Here are some records; copy every line that holds the word "pairs".

==============================

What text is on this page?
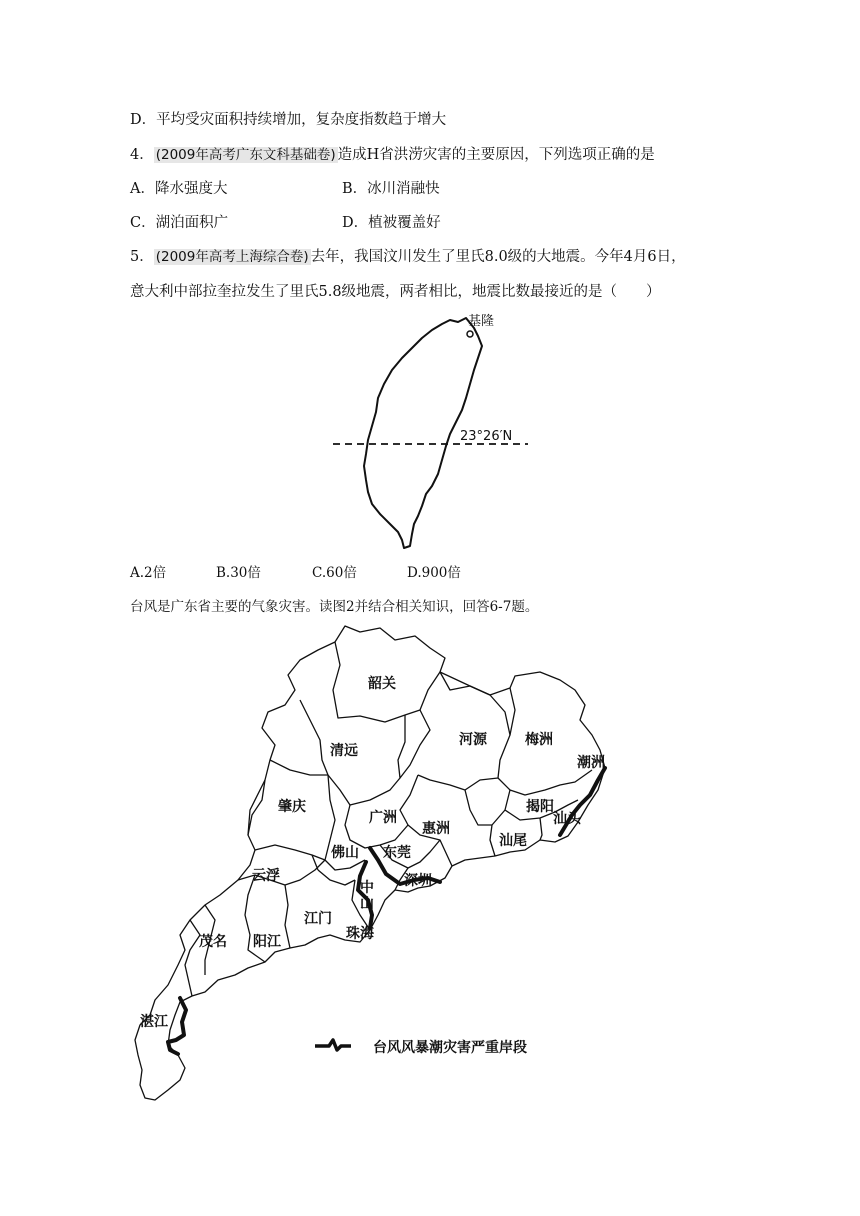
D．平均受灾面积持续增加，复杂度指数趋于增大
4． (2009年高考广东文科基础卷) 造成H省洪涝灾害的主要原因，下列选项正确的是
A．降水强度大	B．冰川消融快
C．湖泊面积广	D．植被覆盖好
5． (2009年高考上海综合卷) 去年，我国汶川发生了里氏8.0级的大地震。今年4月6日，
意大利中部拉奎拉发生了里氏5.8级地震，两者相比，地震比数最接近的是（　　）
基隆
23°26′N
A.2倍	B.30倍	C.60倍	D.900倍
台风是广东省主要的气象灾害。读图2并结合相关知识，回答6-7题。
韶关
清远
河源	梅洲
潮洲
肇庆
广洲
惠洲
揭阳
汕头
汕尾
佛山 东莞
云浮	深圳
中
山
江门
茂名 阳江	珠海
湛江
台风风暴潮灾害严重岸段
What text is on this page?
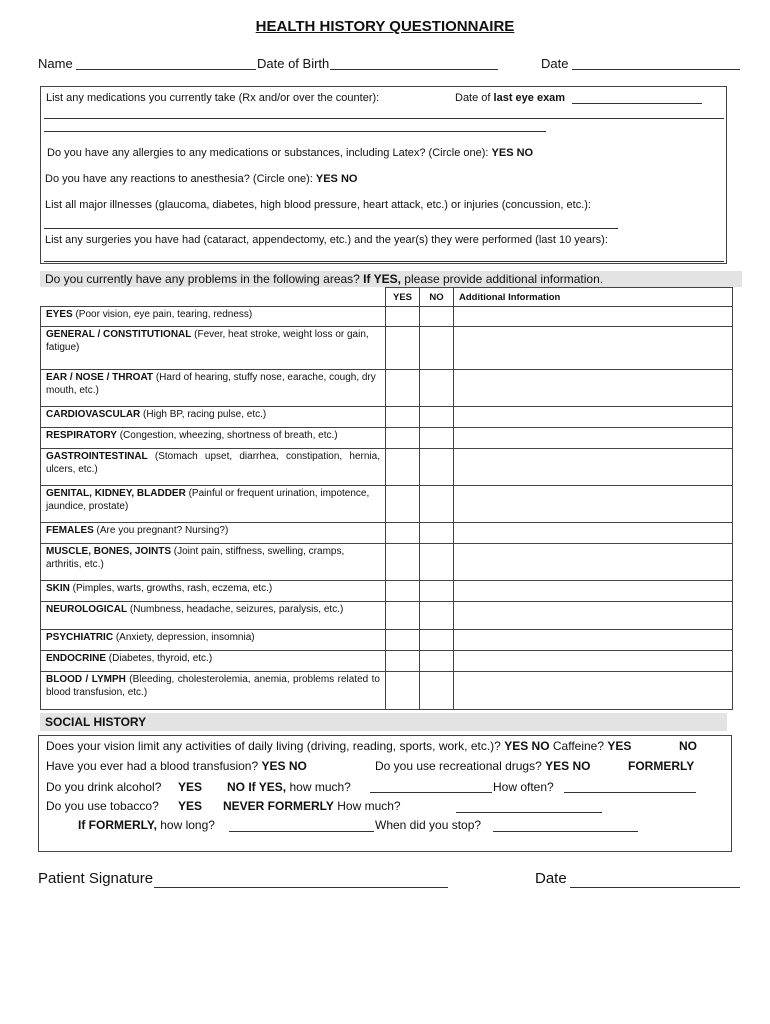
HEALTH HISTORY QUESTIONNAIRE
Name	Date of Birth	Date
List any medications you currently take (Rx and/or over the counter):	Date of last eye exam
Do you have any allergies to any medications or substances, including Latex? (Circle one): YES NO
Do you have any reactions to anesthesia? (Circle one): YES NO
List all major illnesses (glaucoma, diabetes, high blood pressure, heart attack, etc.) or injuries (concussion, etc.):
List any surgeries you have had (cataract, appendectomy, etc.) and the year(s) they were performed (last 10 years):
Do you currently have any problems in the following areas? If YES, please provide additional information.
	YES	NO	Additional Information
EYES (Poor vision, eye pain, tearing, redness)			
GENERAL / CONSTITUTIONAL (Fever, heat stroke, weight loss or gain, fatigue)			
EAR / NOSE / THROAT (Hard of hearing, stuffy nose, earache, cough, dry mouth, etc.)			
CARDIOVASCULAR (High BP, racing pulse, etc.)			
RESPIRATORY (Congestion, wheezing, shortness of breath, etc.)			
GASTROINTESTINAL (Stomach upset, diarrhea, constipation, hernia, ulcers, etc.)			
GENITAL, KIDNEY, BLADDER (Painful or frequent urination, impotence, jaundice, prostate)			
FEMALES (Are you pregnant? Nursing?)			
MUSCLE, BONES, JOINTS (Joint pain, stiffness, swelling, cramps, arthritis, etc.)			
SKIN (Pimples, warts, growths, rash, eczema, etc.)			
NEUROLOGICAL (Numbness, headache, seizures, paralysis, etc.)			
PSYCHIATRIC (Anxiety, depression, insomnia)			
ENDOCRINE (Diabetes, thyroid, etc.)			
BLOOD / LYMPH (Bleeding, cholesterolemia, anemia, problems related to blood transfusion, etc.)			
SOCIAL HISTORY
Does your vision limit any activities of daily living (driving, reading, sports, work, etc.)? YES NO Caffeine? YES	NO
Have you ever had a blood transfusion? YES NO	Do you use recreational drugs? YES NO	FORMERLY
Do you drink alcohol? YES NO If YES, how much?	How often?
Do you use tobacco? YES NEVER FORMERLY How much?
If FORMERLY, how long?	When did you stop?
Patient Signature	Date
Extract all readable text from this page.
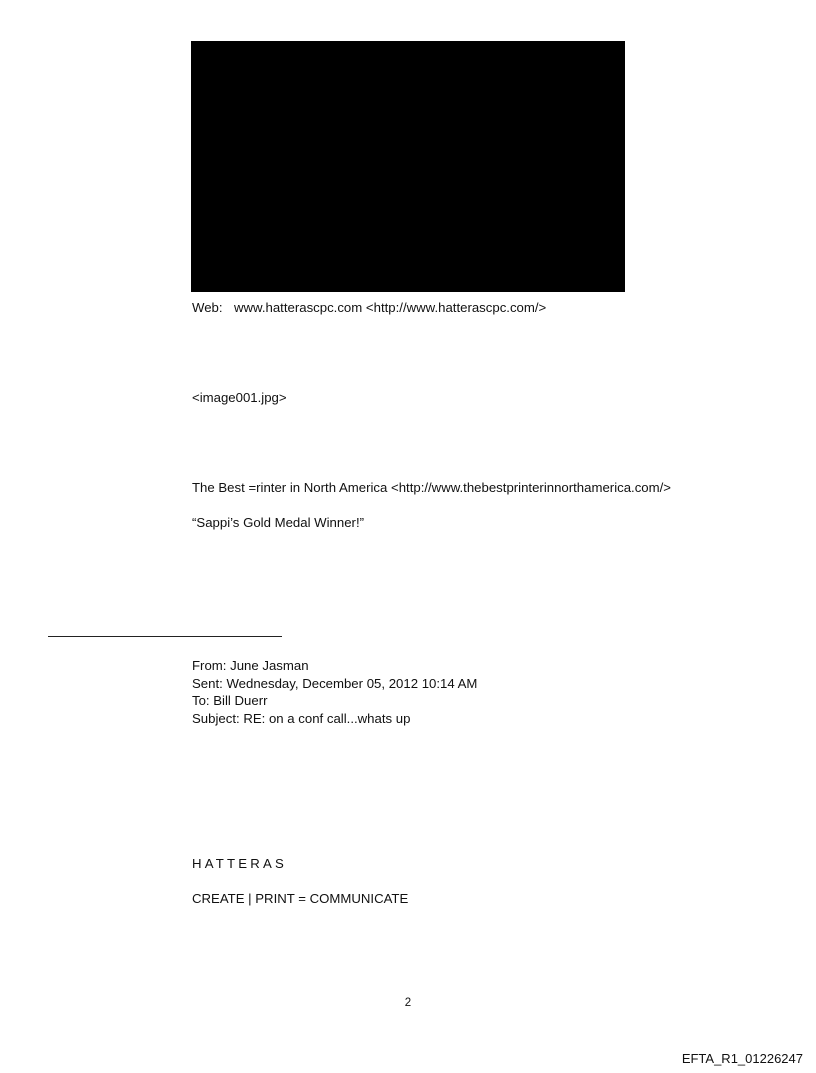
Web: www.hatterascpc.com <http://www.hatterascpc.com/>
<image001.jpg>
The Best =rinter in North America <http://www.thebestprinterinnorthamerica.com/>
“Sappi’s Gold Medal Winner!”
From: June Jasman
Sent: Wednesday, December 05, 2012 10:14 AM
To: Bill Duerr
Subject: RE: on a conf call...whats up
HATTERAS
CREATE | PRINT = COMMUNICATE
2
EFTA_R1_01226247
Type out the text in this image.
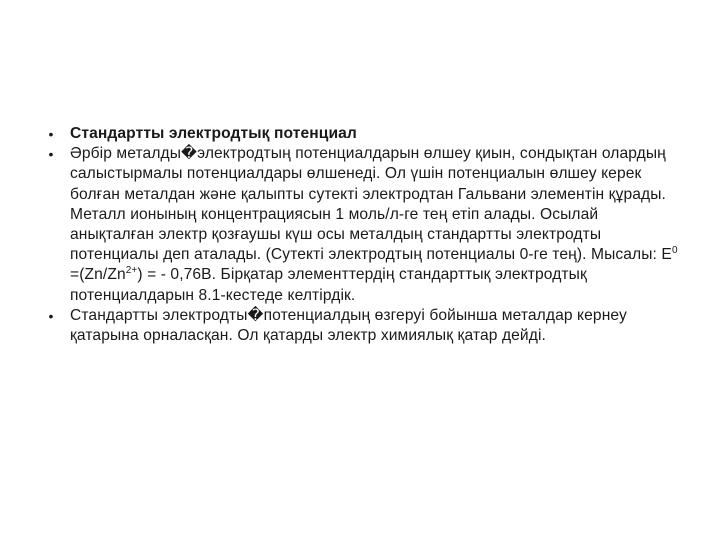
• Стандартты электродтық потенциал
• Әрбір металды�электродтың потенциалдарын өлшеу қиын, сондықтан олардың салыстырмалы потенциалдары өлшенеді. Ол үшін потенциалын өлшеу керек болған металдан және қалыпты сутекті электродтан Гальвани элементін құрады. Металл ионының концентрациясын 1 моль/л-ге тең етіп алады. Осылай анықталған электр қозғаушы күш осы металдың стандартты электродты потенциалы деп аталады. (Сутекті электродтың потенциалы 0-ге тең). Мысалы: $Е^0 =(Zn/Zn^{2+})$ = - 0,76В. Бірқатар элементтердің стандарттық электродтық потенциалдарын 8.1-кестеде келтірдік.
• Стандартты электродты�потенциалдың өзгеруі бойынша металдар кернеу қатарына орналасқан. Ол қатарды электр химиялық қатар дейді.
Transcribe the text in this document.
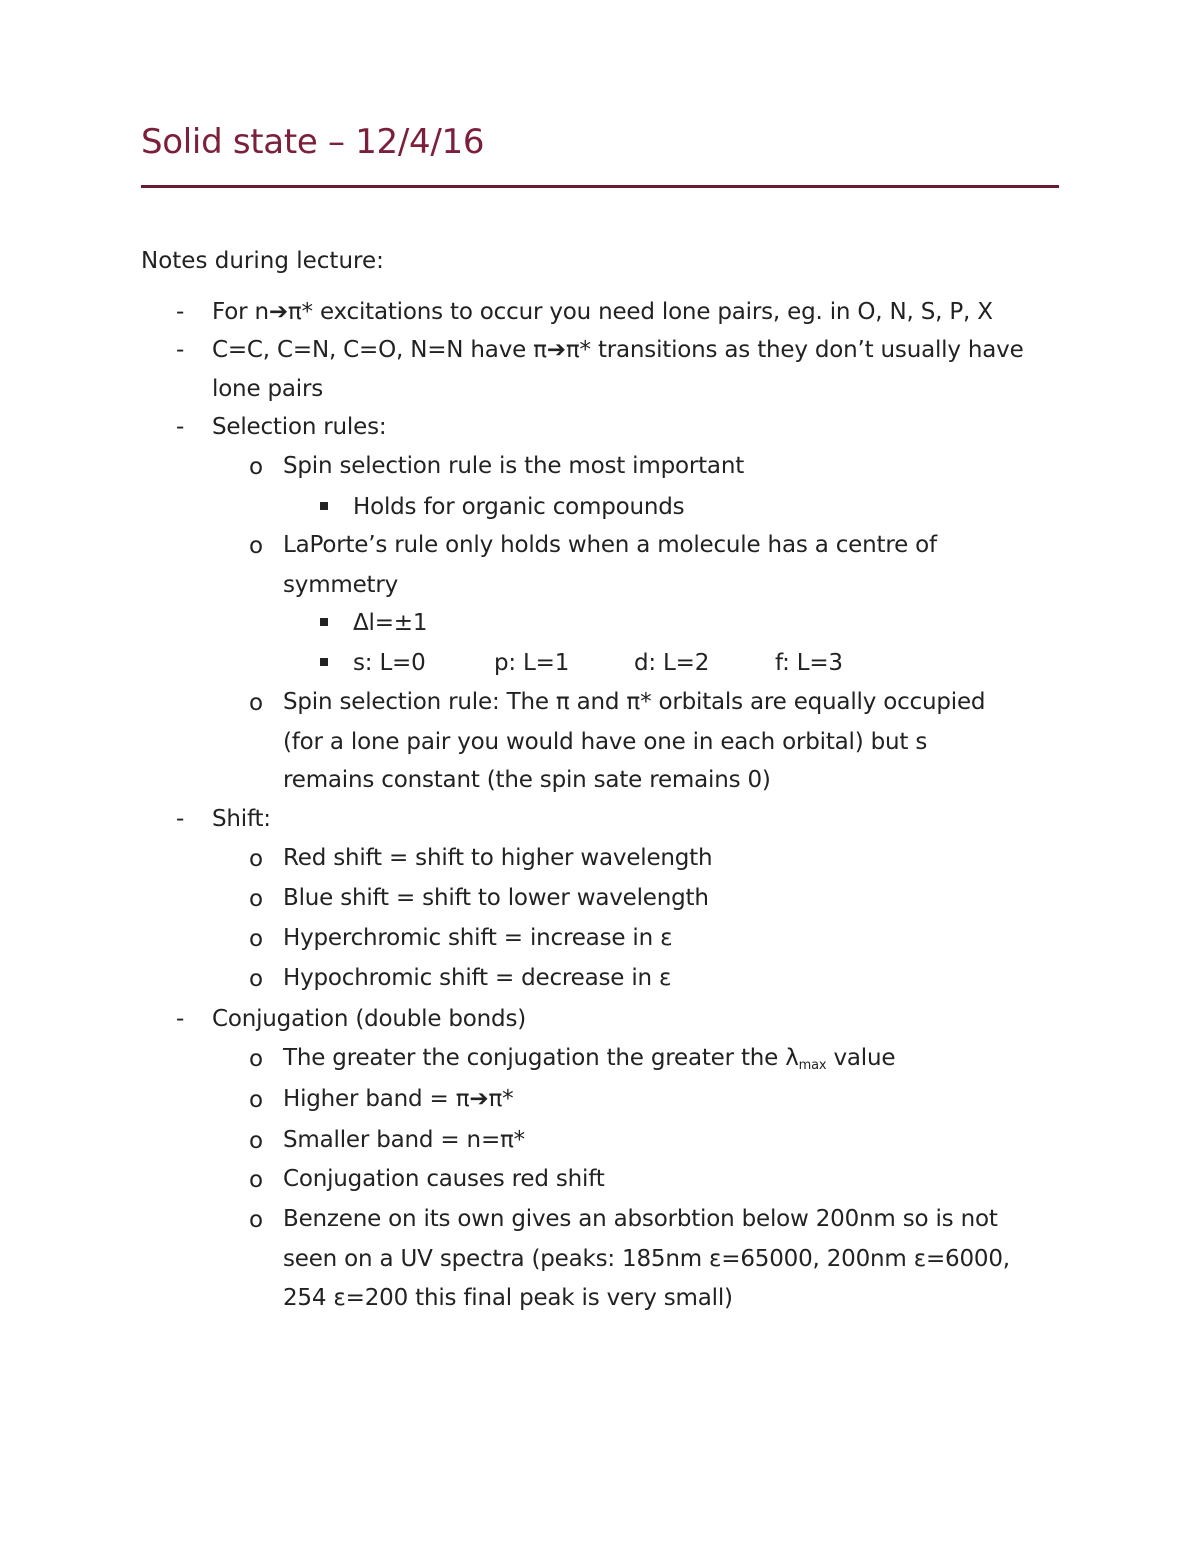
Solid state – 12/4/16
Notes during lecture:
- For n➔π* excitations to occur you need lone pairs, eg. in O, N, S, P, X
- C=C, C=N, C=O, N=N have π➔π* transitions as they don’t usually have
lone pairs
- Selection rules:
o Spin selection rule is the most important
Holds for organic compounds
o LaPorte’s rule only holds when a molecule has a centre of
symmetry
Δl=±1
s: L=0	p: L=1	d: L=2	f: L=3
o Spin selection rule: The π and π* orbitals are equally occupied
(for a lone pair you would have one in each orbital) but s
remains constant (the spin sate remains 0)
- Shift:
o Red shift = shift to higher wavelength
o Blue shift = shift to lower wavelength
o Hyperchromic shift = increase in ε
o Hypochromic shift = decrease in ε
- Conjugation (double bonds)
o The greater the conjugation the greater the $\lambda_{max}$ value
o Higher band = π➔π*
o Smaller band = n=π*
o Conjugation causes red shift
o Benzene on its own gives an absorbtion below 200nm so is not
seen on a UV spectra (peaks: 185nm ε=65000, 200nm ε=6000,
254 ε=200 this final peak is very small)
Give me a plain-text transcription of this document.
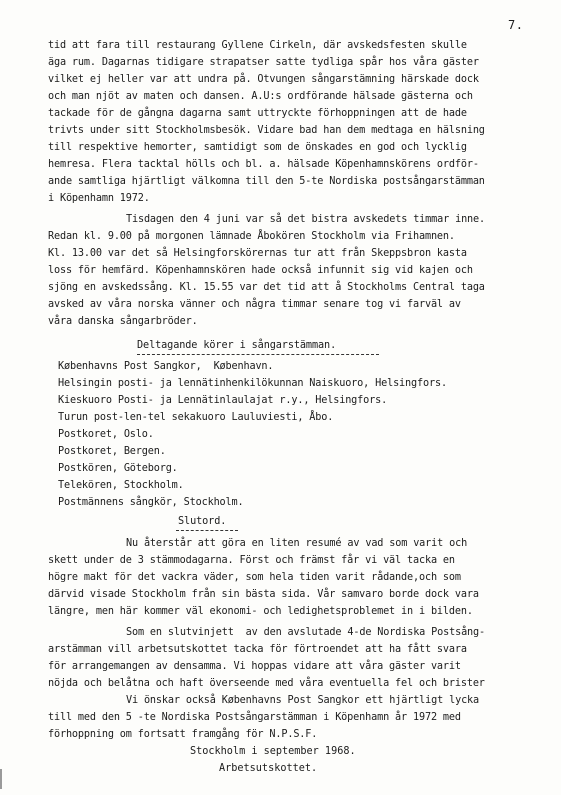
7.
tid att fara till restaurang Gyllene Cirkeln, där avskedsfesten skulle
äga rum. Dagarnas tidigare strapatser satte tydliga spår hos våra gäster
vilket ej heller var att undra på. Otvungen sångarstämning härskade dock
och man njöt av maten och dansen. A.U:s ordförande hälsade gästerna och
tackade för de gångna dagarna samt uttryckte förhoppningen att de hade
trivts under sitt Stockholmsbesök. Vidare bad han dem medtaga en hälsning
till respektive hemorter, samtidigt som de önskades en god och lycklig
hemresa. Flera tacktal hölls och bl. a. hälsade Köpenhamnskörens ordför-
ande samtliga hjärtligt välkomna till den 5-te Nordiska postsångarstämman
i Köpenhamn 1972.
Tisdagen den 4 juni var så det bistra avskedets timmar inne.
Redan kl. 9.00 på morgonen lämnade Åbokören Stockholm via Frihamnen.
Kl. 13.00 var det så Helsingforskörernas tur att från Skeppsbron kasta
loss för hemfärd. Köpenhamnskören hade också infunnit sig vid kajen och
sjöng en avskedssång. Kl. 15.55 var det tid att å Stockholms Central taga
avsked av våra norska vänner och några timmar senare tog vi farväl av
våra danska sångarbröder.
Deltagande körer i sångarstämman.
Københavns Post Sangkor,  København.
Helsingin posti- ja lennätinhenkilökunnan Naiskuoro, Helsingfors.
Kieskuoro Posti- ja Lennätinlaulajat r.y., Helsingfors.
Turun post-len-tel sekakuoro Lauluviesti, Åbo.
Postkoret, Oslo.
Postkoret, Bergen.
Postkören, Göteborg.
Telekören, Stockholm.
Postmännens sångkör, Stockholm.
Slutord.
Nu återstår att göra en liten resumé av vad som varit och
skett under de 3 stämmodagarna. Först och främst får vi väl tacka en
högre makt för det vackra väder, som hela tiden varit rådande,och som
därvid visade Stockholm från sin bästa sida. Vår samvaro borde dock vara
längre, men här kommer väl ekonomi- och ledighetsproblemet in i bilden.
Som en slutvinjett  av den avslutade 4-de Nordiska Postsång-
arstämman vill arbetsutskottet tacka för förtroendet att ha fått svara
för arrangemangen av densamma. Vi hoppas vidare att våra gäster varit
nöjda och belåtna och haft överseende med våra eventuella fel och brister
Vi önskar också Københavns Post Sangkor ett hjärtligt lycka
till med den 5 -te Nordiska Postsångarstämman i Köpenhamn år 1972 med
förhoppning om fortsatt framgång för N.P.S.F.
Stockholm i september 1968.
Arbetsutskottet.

==============================

# Task response:
- For n➔π* excitations to occur you need lone pairs, eg. in O, N, S, P, X
lone pairs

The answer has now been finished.